◆ **WRITTEN PROBLEM**: Every line that contains the word "diag" should be copied.

———

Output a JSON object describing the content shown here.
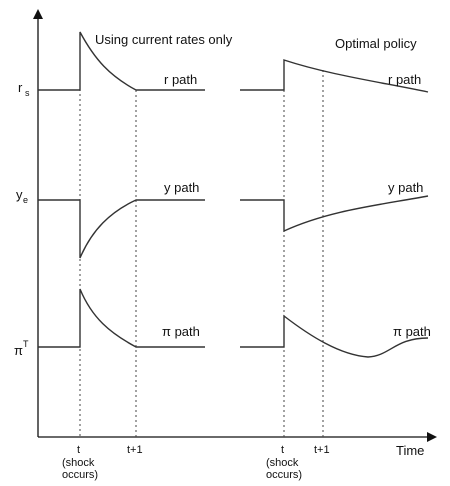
{
  "panels": {
    "left_title": "Using current rates only",
    "right_title": "Optimal policy"
  },
  "y_axis": {
    "rs_main": "r",
    "rs_sub": "s",
    "ye_main": "y",
    "ye_sub": "e",
    "pi_main": "π",
    "pi_sup": "T"
  },
  "x_axis": {
    "label": "Time",
    "t": "t",
    "t1": "t+1",
    "shock_line1": "(shock",
    "shock_line2": "occurs)"
  },
  "path_labels": {
    "r": "r path",
    "y": "y path",
    "pi": "π path"
  }
}
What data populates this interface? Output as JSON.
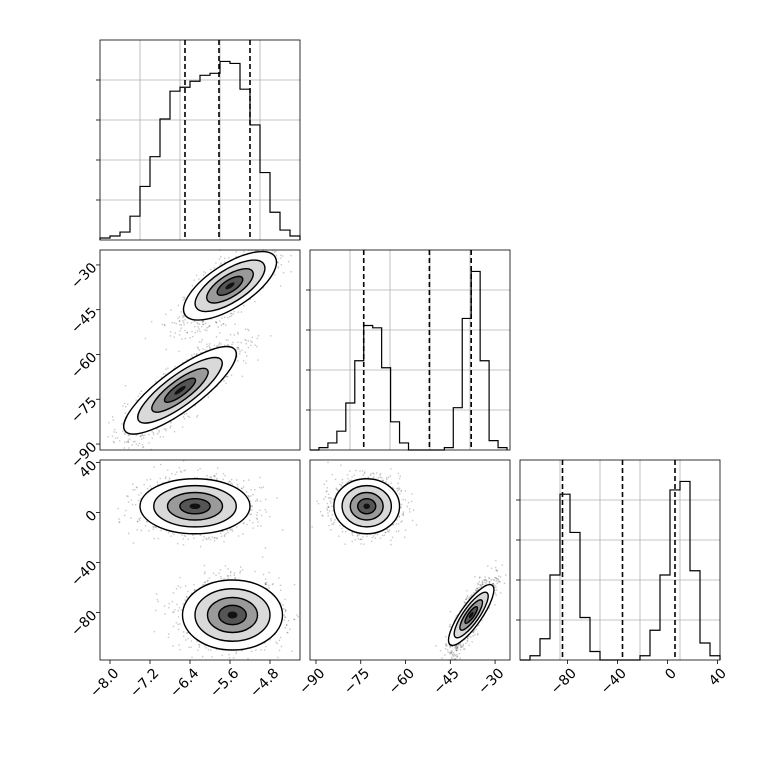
{
  "chart_data": [
    {
      "type": "histogram",
      "panel": "diag-p1",
      "xlim": [
        -8.2,
        -4.2
      ],
      "bin_edges": [
        -8.2,
        -8.0,
        -7.8,
        -7.6,
        -7.4,
        -7.2,
        -7.0,
        -6.8,
        -6.6,
        -6.4,
        -6.2,
        -6.0,
        -5.8,
        -5.6,
        -5.4,
        -5.2,
        -5.0,
        -4.8,
        -4.6,
        -4.4,
        -4.2
      ],
      "counts": [
        1,
        2,
        4,
        12,
        27,
        42,
        61,
        75,
        77,
        80,
        83,
        84,
        90,
        89,
        76,
        58,
        34,
        14,
        5,
        2
      ],
      "quantile_lines": [
        -6.5,
        -5.82,
        -5.2
      ],
      "grid": true
    },
    {
      "type": "scatter_density",
      "panel": "p2-vs-p1",
      "xlim": [
        -8.2,
        -4.2
      ],
      "ylim": [
        -92,
        -25
      ],
      "clusters": [
        {
          "center": [
            -5.6,
            -37
          ],
          "spread": [
            0.45,
            6.5
          ],
          "corr": 0.75
        },
        {
          "center": [
            -6.6,
            -72
          ],
          "spread": [
            0.55,
            8
          ],
          "corr": 0.85
        }
      ],
      "ytick_labels": [
        "-30",
        "-45",
        "-60",
        "-75",
        "-90"
      ],
      "yticks": [
        -30,
        -45,
        -60,
        -75,
        -90
      ]
    },
    {
      "type": "histogram",
      "panel": "diag-p2",
      "xlim": [
        -92,
        -25
      ],
      "bin_edges": [
        -92,
        -89,
        -86,
        -83,
        -80,
        -77,
        -74,
        -71,
        -68,
        -65,
        -62,
        -59,
        -56,
        -53,
        -50,
        -47,
        -44,
        -41,
        -38,
        -35,
        -32,
        -29,
        -26
      ],
      "counts": [
        0,
        1,
        3,
        8,
        20,
        38,
        53,
        52,
        35,
        12,
        3,
        0,
        0,
        0,
        0,
        1,
        18,
        56,
        76,
        38,
        4,
        1
      ],
      "quantile_lines": [
        -74,
        -52,
        -38
      ],
      "grid": true
    },
    {
      "type": "scatter_density",
      "panel": "p3-vs-p1",
      "xlim": [
        -8.2,
        -4.2
      ],
      "ylim": [
        -118,
        42
      ],
      "clusters": [
        {
          "center": [
            -6.3,
            5
          ],
          "spread": [
            0.55,
            11
          ],
          "corr": 0.0
        },
        {
          "center": [
            -5.55,
            -82
          ],
          "spread": [
            0.5,
            14
          ],
          "corr": 0.0
        }
      ],
      "xtick_labels": [
        "-8.0",
        "-7.2",
        "-6.4",
        "-5.6",
        "-4.8"
      ],
      "xticks": [
        -8.0,
        -7.2,
        -6.4,
        -5.6,
        -4.8
      ],
      "ytick_labels": [
        "40",
        "0",
        "-40",
        "-80"
      ],
      "yticks": [
        40,
        0,
        -40,
        -80
      ]
    },
    {
      "type": "scatter_density",
      "panel": "p3-vs-p2",
      "xlim": [
        -92,
        -25
      ],
      "ylim": [
        -118,
        42
      ],
      "clusters": [
        {
          "center": [
            -73,
            5
          ],
          "spread": [
            5.5,
            11
          ],
          "corr": 0.0
        },
        {
          "center": [
            -38,
            -82
          ],
          "spread": [
            3.5,
            14
          ],
          "corr": 0.85
        }
      ],
      "xtick_labels": [
        "-90",
        "-75",
        "-60",
        "-45",
        "-30"
      ],
      "xticks": [
        -90,
        -75,
        -60,
        -45,
        -30
      ]
    },
    {
      "type": "histogram",
      "panel": "diag-p3",
      "xlim": [
        -118,
        42
      ],
      "bin_edges": [
        -118,
        -110,
        -102,
        -94,
        -86,
        -78,
        -70,
        -62,
        -54,
        -46,
        -38,
        -30,
        -22,
        -14,
        -6,
        2,
        10,
        18,
        26,
        34,
        42
      ],
      "counts": [
        0,
        1,
        5,
        20,
        39,
        30,
        10,
        2,
        0,
        0,
        0,
        0,
        1,
        7,
        20,
        40,
        42,
        21,
        4,
        1
      ],
      "quantile_lines": [
        -84,
        -36,
        6
      ],
      "xtick_labels": [
        "-80",
        "-40",
        "0",
        "40"
      ],
      "xticks": [
        -80,
        -40,
        0,
        40
      ],
      "grid": true
    }
  ]
}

———

◆ **SOLUTION FOR THIS TASK**:
      "panel": "diag-p1",
      "panel": "diag-p2",
      "panel": "diag-p3",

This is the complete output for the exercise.